-- START Records provided --

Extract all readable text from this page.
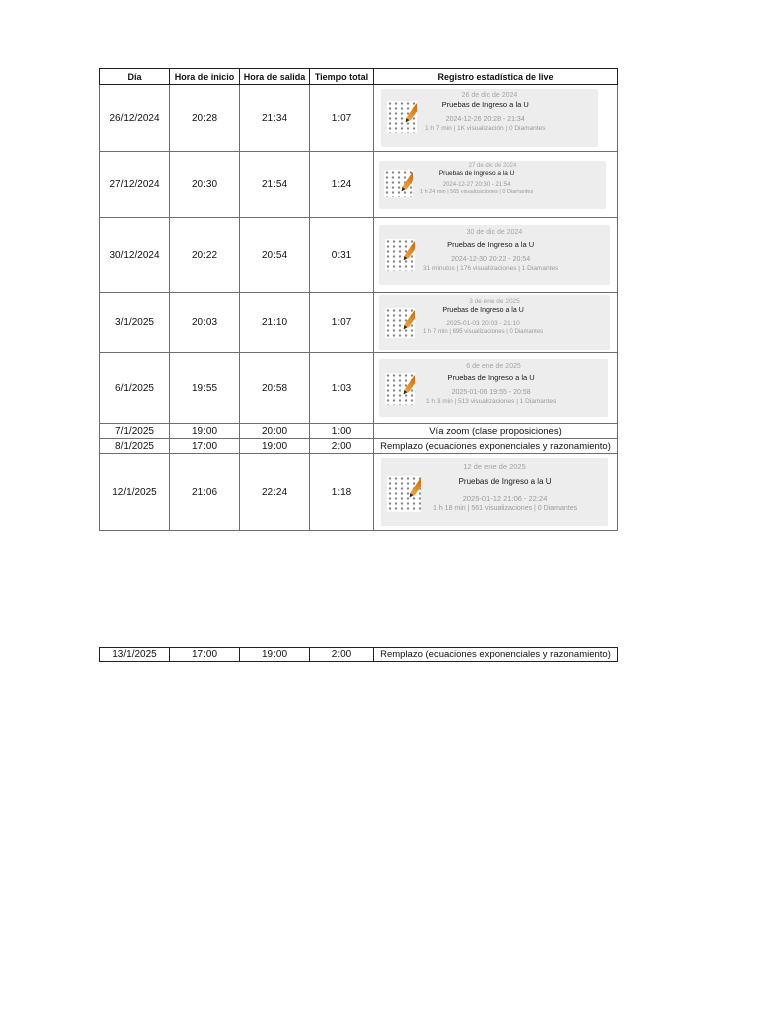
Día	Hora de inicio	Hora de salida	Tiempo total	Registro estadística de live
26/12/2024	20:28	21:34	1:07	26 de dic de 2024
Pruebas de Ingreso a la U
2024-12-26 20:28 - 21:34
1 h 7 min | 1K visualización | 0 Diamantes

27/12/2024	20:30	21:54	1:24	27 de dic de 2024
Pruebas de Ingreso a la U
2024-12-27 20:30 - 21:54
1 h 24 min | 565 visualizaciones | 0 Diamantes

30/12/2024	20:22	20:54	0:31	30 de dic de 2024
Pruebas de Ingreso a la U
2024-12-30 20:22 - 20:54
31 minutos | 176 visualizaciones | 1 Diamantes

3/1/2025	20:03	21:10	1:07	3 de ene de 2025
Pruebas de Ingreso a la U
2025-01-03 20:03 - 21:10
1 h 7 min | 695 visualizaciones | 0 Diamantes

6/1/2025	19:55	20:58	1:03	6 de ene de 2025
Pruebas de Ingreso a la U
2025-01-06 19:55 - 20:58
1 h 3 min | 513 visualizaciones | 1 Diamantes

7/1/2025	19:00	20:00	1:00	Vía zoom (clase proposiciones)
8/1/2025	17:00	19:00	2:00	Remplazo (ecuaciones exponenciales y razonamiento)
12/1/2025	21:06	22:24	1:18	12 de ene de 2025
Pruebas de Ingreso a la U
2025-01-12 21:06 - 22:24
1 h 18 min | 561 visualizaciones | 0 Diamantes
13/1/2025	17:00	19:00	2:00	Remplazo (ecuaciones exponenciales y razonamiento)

-- END Records provided --
-- START Records provided --

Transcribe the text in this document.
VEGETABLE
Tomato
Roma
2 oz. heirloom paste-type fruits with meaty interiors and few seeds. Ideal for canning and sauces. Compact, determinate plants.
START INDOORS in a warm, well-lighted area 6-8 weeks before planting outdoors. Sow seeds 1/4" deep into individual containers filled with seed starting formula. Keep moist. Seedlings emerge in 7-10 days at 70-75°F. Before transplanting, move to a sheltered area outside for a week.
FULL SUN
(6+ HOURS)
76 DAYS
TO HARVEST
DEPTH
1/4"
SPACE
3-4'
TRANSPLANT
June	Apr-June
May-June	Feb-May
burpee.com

-- END Records provided --

Requirements
Your answer should be a single number: the count of lines containing the word "ecuaciones".

Solution for this task
2